## [EXERCISE AIM]
Your task is to locate every line holding the string "SUMMARY" and to copy each of them.

▬▬▬▬▬▬

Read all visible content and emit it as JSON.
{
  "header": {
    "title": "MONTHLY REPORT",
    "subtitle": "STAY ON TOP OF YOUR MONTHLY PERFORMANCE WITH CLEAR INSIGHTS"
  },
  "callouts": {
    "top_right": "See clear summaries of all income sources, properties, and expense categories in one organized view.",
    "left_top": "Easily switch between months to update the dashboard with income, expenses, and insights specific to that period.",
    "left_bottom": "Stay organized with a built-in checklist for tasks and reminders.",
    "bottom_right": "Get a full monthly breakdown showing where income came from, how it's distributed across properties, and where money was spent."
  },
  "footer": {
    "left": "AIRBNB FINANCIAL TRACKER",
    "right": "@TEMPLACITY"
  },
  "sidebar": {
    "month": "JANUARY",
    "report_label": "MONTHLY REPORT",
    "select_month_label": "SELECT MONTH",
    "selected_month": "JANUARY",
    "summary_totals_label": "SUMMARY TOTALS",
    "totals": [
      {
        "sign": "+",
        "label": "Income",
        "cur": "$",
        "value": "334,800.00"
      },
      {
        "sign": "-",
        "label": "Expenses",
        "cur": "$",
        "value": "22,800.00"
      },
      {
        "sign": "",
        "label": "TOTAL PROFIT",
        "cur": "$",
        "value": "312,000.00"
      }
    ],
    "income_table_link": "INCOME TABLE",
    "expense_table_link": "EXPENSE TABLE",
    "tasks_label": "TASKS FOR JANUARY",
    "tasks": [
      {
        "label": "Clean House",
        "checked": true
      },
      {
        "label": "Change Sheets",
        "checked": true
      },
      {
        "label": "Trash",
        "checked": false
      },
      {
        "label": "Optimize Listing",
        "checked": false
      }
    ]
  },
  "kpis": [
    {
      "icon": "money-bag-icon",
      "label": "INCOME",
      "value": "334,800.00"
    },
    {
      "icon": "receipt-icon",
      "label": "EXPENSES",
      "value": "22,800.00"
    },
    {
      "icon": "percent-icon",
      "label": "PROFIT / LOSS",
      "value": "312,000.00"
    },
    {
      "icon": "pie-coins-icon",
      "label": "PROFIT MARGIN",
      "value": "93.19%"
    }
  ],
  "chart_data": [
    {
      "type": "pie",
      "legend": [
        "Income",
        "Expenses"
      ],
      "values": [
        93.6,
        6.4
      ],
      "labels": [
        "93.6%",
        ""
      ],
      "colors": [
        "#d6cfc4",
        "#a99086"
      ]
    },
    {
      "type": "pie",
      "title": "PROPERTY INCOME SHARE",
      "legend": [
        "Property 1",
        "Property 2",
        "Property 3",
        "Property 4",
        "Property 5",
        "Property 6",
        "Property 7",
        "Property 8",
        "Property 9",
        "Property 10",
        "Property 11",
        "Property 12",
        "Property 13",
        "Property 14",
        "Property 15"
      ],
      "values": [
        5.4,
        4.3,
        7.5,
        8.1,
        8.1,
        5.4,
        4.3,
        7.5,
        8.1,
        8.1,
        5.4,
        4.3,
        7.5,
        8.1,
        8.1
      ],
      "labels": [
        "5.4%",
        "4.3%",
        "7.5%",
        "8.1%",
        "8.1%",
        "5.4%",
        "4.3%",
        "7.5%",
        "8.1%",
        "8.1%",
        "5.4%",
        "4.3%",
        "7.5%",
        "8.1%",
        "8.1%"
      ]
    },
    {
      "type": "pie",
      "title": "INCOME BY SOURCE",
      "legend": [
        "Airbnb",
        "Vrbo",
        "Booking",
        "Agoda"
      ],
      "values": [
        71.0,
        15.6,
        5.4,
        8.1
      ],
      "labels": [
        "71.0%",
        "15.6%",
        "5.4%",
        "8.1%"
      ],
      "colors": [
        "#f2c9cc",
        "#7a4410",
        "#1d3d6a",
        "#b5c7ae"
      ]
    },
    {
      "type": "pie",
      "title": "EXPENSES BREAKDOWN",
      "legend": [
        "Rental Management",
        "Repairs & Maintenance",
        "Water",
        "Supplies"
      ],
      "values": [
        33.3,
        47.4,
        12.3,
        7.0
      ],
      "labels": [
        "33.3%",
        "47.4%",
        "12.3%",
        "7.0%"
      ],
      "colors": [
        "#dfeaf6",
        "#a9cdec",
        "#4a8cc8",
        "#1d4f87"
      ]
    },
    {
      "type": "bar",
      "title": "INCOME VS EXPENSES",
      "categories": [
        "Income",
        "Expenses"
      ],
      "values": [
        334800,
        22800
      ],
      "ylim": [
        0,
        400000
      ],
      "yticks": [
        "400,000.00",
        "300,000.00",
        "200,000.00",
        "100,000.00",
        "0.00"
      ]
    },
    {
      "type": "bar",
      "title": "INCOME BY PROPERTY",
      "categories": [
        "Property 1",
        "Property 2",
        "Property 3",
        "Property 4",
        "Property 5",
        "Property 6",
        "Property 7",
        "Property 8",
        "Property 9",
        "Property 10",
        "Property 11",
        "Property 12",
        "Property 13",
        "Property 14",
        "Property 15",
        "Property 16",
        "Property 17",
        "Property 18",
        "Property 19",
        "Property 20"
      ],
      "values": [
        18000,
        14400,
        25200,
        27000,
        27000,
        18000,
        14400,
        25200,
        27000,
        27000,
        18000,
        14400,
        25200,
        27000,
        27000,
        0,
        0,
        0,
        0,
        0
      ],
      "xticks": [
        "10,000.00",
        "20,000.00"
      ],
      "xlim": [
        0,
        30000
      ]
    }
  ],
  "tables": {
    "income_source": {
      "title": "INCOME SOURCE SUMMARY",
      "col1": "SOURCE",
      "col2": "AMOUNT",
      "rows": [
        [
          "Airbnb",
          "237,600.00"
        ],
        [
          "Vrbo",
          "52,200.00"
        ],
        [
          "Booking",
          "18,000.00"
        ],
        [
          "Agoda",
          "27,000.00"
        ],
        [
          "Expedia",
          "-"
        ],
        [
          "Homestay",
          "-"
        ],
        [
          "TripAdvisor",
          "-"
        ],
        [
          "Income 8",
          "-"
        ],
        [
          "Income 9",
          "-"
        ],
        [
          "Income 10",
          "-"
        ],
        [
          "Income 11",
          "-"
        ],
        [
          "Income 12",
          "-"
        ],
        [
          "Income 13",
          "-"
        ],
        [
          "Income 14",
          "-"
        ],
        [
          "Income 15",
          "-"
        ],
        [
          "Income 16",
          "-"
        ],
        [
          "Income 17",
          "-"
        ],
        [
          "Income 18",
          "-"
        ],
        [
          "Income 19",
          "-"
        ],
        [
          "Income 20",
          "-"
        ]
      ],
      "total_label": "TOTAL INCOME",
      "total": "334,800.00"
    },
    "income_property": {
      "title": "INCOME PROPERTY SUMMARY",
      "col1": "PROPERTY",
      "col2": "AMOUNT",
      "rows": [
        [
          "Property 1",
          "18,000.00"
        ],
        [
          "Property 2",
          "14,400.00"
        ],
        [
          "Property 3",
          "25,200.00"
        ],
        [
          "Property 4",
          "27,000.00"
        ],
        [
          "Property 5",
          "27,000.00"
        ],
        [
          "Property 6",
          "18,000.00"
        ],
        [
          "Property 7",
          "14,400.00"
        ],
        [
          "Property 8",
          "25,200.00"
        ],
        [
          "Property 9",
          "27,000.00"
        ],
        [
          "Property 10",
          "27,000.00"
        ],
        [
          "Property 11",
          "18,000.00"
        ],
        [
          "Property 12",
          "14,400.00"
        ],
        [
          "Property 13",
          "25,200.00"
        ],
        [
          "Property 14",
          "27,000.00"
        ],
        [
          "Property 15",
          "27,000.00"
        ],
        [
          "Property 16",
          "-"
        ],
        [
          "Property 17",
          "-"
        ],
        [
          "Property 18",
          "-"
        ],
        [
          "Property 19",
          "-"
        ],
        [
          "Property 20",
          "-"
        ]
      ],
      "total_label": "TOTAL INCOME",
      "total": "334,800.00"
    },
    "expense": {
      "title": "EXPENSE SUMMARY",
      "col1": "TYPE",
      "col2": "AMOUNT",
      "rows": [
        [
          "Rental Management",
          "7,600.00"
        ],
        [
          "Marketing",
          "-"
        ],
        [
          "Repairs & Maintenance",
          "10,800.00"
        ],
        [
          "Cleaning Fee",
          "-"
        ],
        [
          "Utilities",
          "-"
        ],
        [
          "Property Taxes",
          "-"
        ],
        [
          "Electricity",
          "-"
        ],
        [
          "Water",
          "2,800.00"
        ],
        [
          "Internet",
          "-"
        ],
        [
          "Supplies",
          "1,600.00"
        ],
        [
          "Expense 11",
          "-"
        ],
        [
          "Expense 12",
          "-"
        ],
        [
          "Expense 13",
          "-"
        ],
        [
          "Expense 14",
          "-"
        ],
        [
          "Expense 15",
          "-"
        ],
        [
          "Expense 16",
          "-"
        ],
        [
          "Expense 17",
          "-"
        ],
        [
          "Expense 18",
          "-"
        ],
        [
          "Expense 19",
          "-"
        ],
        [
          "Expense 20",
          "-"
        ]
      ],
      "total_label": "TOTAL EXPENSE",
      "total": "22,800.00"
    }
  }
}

▬▬▬▬▬▬

## [EXERCISE OUTPUT]
    "summary_totals_label": "SUMMARY TOTALS",
      "title": "INCOME SOURCE SUMMARY",
      "title": "INCOME PROPERTY SUMMARY",
      "title": "EXPENSE SUMMARY",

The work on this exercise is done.